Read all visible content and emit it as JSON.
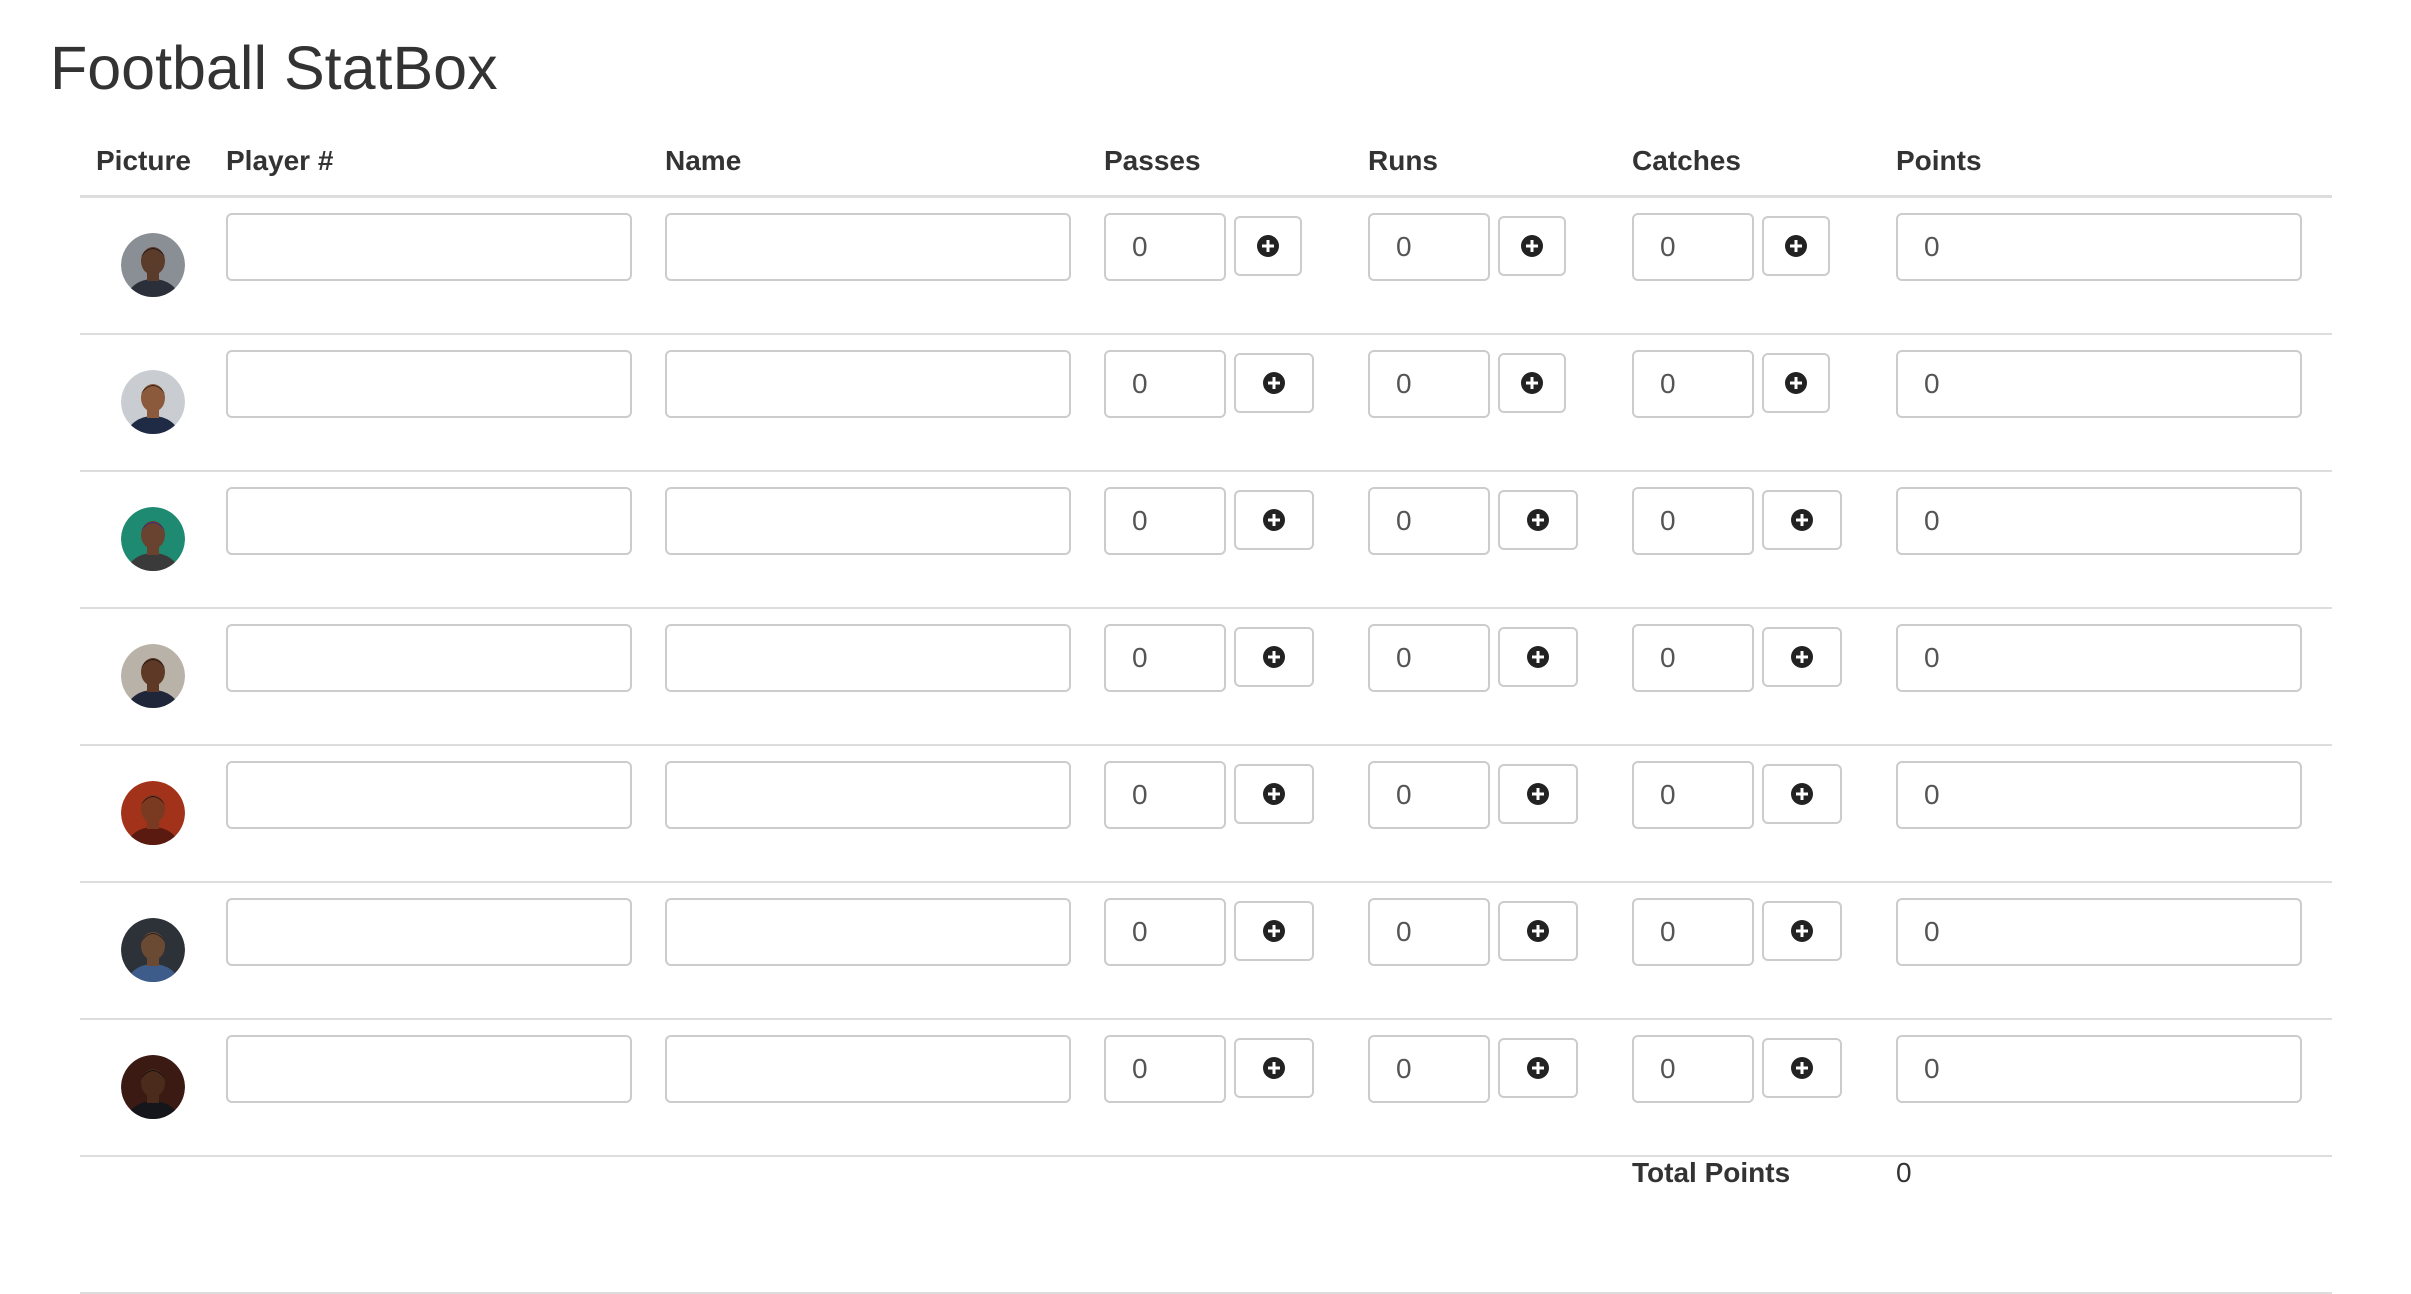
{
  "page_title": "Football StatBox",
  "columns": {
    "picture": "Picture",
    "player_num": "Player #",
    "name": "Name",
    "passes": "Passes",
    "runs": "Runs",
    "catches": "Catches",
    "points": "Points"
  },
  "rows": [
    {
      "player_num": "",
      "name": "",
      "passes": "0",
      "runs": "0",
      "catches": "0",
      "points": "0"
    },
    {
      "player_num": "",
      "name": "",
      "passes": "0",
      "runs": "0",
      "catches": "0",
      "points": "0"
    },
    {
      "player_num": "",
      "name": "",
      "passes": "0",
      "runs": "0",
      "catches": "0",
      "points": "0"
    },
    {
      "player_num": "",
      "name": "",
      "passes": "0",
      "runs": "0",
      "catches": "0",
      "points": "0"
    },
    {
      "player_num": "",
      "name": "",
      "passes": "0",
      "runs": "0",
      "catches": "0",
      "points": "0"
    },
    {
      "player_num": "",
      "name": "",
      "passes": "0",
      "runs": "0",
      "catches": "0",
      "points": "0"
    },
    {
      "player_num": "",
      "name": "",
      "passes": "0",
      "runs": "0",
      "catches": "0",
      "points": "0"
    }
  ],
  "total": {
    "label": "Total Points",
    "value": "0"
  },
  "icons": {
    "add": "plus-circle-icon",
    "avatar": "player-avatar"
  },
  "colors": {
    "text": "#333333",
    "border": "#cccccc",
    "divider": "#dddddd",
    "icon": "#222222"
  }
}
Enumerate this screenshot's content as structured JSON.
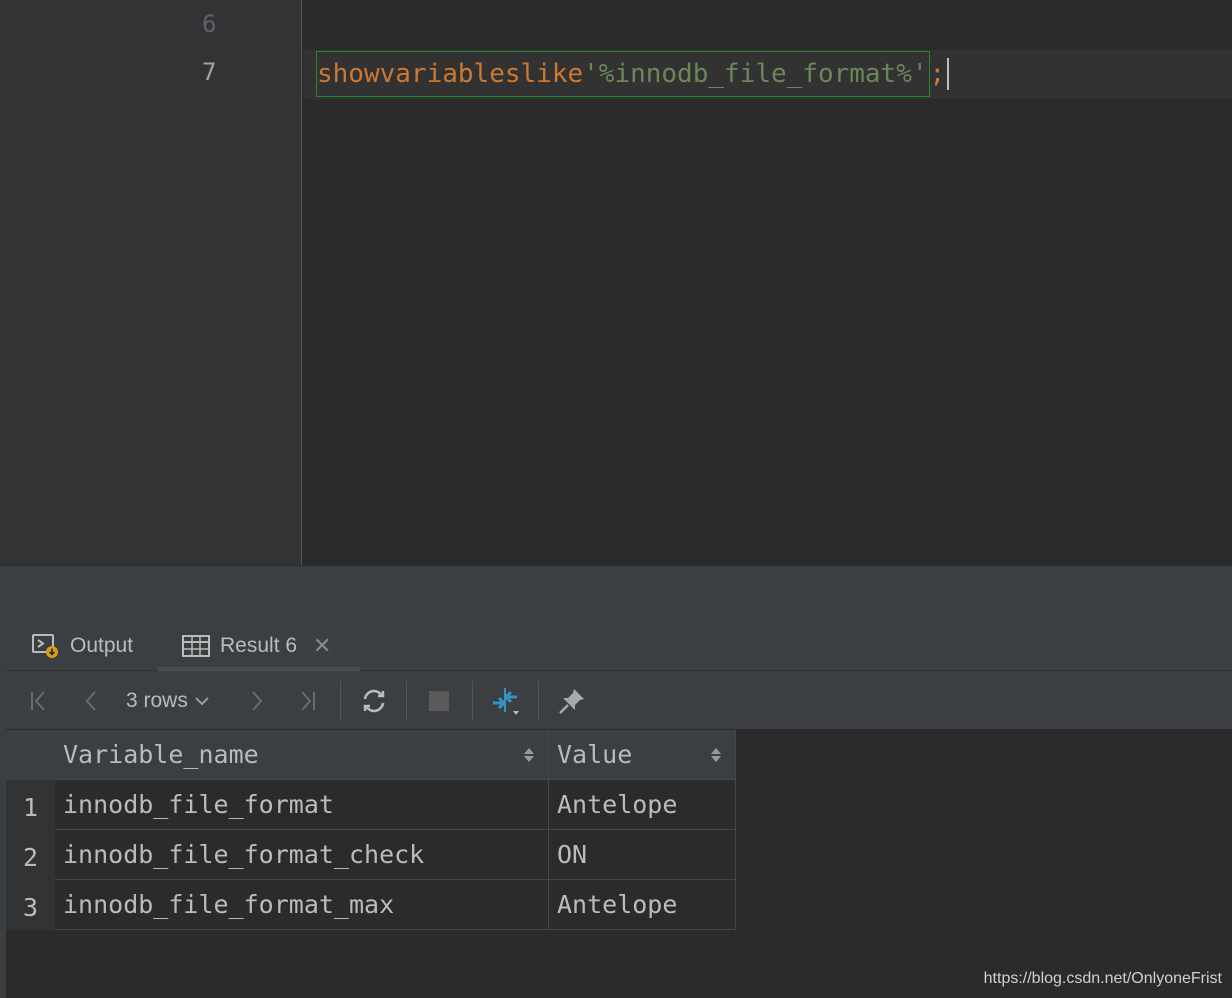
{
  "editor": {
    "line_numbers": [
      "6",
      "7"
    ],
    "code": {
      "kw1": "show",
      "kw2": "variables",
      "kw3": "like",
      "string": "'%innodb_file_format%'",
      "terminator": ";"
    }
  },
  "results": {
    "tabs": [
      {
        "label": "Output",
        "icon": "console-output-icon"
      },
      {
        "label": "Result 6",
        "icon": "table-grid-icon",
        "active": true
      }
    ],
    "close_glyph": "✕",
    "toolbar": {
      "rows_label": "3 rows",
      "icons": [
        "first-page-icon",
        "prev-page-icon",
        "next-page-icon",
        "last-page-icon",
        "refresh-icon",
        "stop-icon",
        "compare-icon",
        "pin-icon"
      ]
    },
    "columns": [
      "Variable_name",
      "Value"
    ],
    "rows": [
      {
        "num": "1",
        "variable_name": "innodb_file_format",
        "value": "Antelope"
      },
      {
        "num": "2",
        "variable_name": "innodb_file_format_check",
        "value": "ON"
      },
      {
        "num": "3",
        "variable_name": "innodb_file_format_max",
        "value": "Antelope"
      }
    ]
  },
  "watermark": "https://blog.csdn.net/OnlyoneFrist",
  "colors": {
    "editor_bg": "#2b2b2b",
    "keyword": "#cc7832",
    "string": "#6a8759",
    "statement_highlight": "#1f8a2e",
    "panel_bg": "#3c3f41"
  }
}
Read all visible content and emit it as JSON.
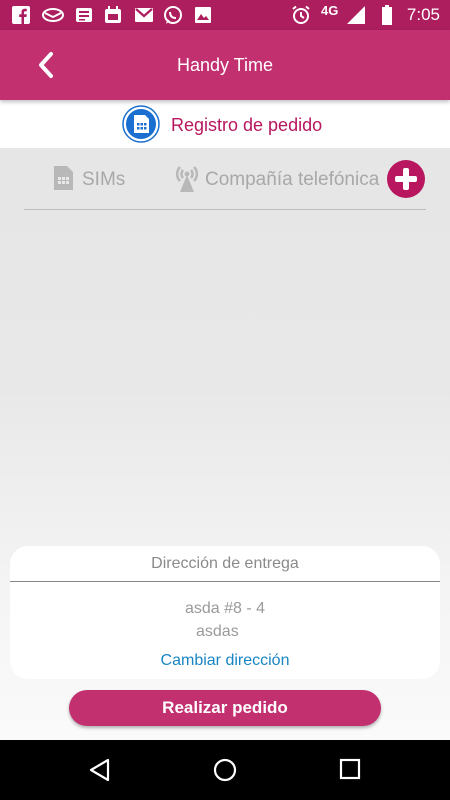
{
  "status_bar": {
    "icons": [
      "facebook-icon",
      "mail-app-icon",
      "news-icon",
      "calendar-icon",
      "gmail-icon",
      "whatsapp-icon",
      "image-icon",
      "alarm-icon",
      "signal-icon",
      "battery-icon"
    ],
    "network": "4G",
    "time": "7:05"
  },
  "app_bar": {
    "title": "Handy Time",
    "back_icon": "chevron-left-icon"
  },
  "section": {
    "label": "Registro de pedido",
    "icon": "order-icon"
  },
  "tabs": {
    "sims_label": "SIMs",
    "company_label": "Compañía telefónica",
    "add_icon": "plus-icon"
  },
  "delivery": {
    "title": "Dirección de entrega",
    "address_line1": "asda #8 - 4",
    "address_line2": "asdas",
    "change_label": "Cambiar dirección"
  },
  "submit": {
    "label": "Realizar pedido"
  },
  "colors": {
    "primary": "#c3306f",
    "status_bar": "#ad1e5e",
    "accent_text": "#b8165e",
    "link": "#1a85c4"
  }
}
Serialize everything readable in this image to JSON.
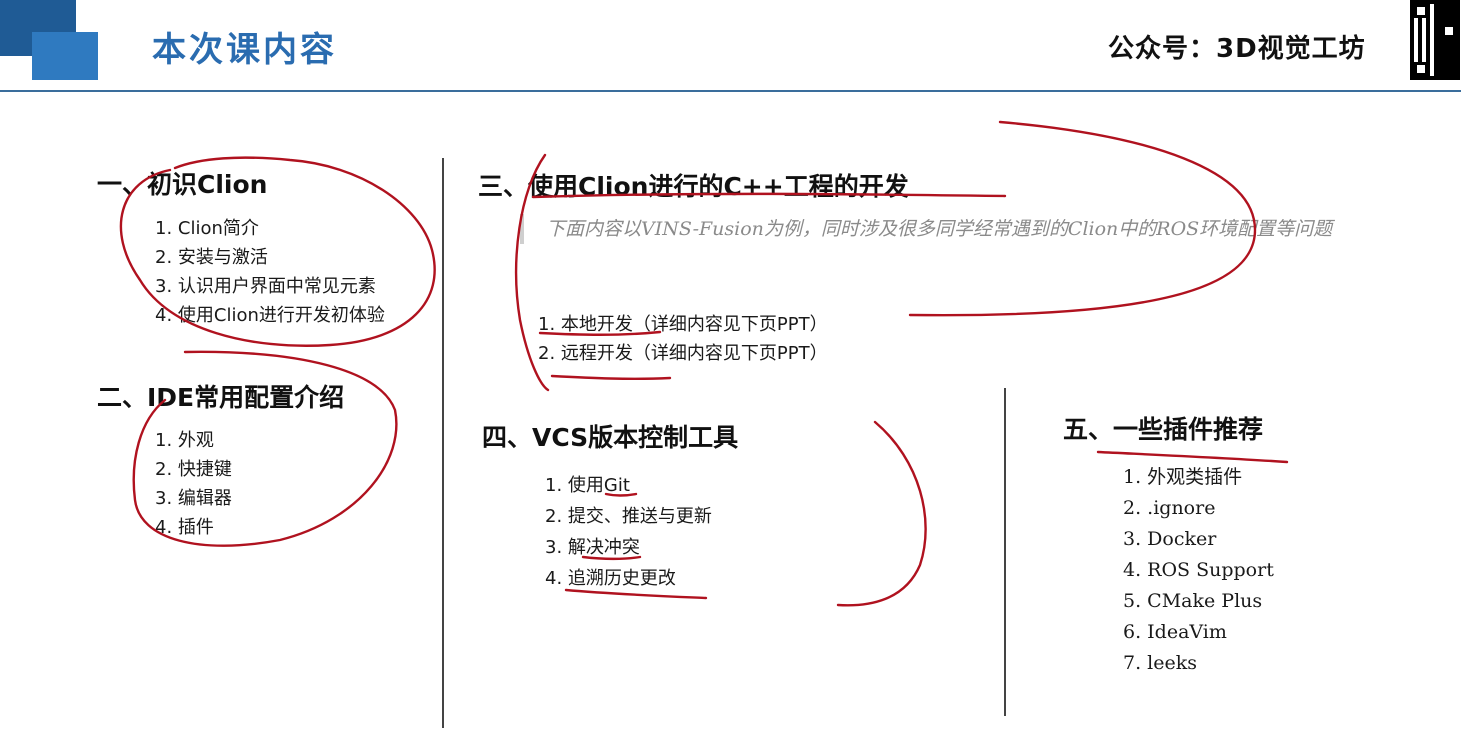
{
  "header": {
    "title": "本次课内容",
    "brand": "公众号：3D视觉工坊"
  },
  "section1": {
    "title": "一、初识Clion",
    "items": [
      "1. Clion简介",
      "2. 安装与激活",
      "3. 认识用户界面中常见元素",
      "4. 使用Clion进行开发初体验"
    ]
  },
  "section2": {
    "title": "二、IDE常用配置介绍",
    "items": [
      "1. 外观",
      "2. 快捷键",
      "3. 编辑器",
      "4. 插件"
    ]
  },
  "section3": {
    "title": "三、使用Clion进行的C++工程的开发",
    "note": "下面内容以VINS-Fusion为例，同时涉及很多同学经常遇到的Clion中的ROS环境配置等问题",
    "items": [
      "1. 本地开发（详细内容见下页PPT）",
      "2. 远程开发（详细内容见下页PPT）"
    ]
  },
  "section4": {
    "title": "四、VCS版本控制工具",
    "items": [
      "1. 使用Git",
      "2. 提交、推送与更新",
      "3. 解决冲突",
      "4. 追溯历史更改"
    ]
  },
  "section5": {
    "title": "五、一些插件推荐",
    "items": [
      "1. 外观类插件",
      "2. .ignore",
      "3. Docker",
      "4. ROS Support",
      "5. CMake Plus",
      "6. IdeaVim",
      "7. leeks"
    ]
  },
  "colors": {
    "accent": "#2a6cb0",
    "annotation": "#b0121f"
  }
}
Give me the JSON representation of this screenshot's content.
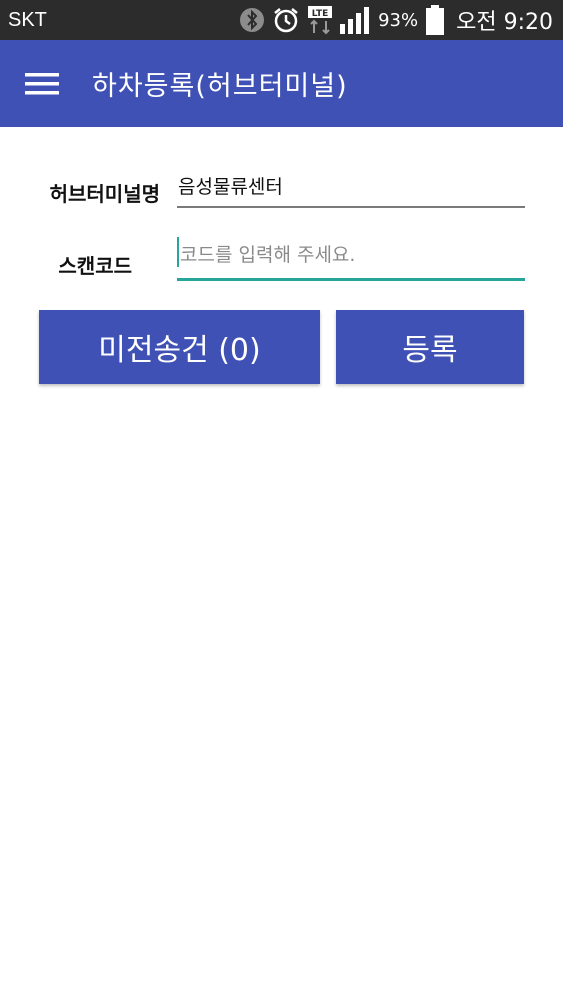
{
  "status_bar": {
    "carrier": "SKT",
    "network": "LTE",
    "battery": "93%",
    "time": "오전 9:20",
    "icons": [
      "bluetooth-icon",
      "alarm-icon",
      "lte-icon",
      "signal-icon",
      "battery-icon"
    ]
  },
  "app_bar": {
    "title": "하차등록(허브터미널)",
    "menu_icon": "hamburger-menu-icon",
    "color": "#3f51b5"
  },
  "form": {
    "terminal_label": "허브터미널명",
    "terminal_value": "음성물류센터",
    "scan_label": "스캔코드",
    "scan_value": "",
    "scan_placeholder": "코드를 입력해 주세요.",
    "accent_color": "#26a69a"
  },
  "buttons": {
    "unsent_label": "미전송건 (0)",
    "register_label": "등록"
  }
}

== == ==

— Requirements —
Without including any pictures, print each record exactly.

— Task response —
Read all visible content and emit it as JSON.
{
  "page_title": "Football StatBox",
  "columns": {
    "picture": "Picture",
    "player_num": "Player #",
    "name": "Name",
    "passes": "Passes",
    "runs": "Runs",
    "catches": "Catches",
    "points": "Points"
  },
  "rows": [
    {
      "player_num": "",
      "name": "",
      "passes": "0",
      "runs": "0",
      "catches": "0",
      "points": "0"
    },
    {
      "player_num": "",
      "name": "",
      "passes": "0",
      "runs": "0",
      "catches": "0",
      "points": "0"
    },
    {
      "player_num": "",
      "name": "",
      "passes": "0",
      "runs": "0",
      "catches": "0",
      "points": "0"
    },
    {
      "player_num": "",
      "name": "",
      "passes": "0",
      "runs": "0",
      "catches": "0",
      "points": "0"
    },
    {
      "player_num": "",
      "name": "",
      "passes": "0",
      "runs": "0",
      "catches": "0",
      "points": "0"
    },
    {
      "player_num": "",
      "name": "",
      "passes": "0",
      "runs": "0",
      "catches": "0",
      "points": "0"
    },
    {
      "player_num": "",
      "name": "",
      "passes": "0",
      "runs": "0",
      "catches": "0",
      "points": "0"
    }
  ],
  "total": {
    "label": "Total Points",
    "value": "0"
  },
  "icons": {
    "add": "plus-circle-icon",
    "avatar": "player-avatar"
  },
  "colors": {
    "text": "#333333",
    "border": "#cccccc",
    "divider": "#dddddd",
    "icon": "#222222"
  }
}
Enumerate this screenshot's content as structured JSON.
{
  "editor": {
    "line_numbers": [
      "6",
      "7"
    ],
    "code": {
      "kw1": "show",
      "kw2": "variables",
      "kw3": "like",
      "string": "'%innodb_file_format%'",
      "terminator": ";"
    }
  },
  "results": {
    "tabs": [
      {
        "label": "Output",
        "icon": "console-output-icon"
      },
      {
        "label": "Result 6",
        "icon": "table-grid-icon",
        "active": true
      }
    ],
    "close_glyph": "✕",
    "toolbar": {
      "rows_label": "3 rows",
      "icons": [
        "first-page-icon",
        "prev-page-icon",
        "next-page-icon",
        "last-page-icon",
        "refresh-icon",
        "stop-icon",
        "compare-icon",
        "pin-icon"
      ]
    },
    "columns": [
      "Variable_name",
      "Value"
    ],
    "rows": [
      {
        "num": "1",
        "variable_name": "innodb_file_format",
        "value": "Antelope"
      },
      {
        "num": "2",
        "variable_name": "innodb_file_format_check",
        "value": "ON"
      },
      {
        "num": "3",
        "variable_name": "innodb_file_format_max",
        "value": "Antelope"
      }
    ]
  },
  "watermark": "https://blog.csdn.net/OnlyoneFrist",
  "colors": {
    "editor_bg": "#2b2b2b",
    "keyword": "#cc7832",
    "string": "#6a8759",
    "statement_highlight": "#1f8a2e",
    "panel_bg": "#3c3f41"
  }
}
Read all visible content and emit it as JSON.
{
  "status_bar": {
    "icons": [
      "facebook-icon",
      "mail-app-icon",
      "news-icon",
      "calendar-icon",
      "gmail-icon",
      "whatsapp-icon",
      "image-icon",
      "alarm-icon",
      "signal-icon",
      "battery-icon"
    ],
    "network": "4G",
    "time": "7:05"
  },
  "app_bar": {
    "title": "Handy Time",
    "back_icon": "chevron-left-icon"
  },
  "section": {
    "label": "Registro de pedido",
    "icon": "order-icon"
  },
  "tabs": {
    "sims_label": "SIMs",
    "company_label": "Compañía telefónica",
    "add_icon": "plus-icon"
  },
  "delivery": {
    "title": "Dirección de entrega",
    "address_line1": "asda #8 - 4",
    "address_line2": "asdas",
    "change_label": "Cambiar dirección"
  },
  "submit": {
    "label": "Realizar pedido"
  },
  "colors": {
    "primary": "#c3306f",
    "status_bar": "#ad1e5e",
    "accent_text": "#b8165e",
    "link": "#1a85c4"
  }
}
Serialize everything readable in this image to JSON.
{
  "header": {
    "title": "本次课内容",
    "brand": "公众号：3D视觉工坊"
  },
  "section1": {
    "title": "一、初识Clion",
    "items": [
      "1. Clion简介",
      "2. 安装与激活",
      "3. 认识用户界面中常见元素",
      "4. 使用Clion进行开发初体验"
    ]
  },
  "section2": {
    "title": "二、IDE常用配置介绍",
    "items": [
      "1. 外观",
      "2. 快捷键",
      "3. 编辑器",
      "4. 插件"
    ]
  },
  "section3": {
    "title": "三、使用Clion进行的C++工程的开发",
    "note": "下面内容以VINS-Fusion为例，同时涉及很多同学经常遇到的Clion中的ROS环境配置等问题",
    "items": [
      "1. 本地开发（详细内容见下页PPT）",
      "2. 远程开发（详细内容见下页PPT）"
    ]
  },
  "section4": {
    "title": "四、VCS版本控制工具",
    "items": [
      "1. 使用Git",
      "2. 提交、推送与更新",
      "3. 解决冲突",
      "4. 追溯历史更改"
    ]
  },
  "section5": {
    "title": "五、一些插件推荐",
    "items": [
      "1. 外观类插件",
      "2. .ignore",
      "3. Docker",
      "4. ROS Support",
      "5. CMake Plus",
      "6. IdeaVim",
      "7. leeks"
    ]
  },
  "colors": {
    "accent": "#2a6cb0",
    "annotation": "#b0121f"
  }
}
Give me the JSON representation of this screenshot's content.
{
  "status_bar": {
    "carrier": "SKT",
    "network": "LTE",
    "battery": "93%",
    "time": "오전 9:20",
    "icons": [
      "bluetooth-icon",
      "alarm-icon",
      "lte-icon",
      "signal-icon",
      "battery-icon"
    ]
  },
  "app_bar": {
    "title": "하차등록(허브터미널)",
    "menu_icon": "hamburger-menu-icon",
    "color": "#3f51b5"
  },
  "form": {
    "terminal_label": "허브터미널명",
    "terminal_value": "음성물류센터",
    "scan_label": "스캔코드",
    "scan_value": "",
    "scan_placeholder": "코드를 입력해 주세요.",
    "accent_color": "#26a69a"
  },
  "buttons": {
    "unsent_label": "미전송건 (0)",
    "register_label": "등록"
  }
}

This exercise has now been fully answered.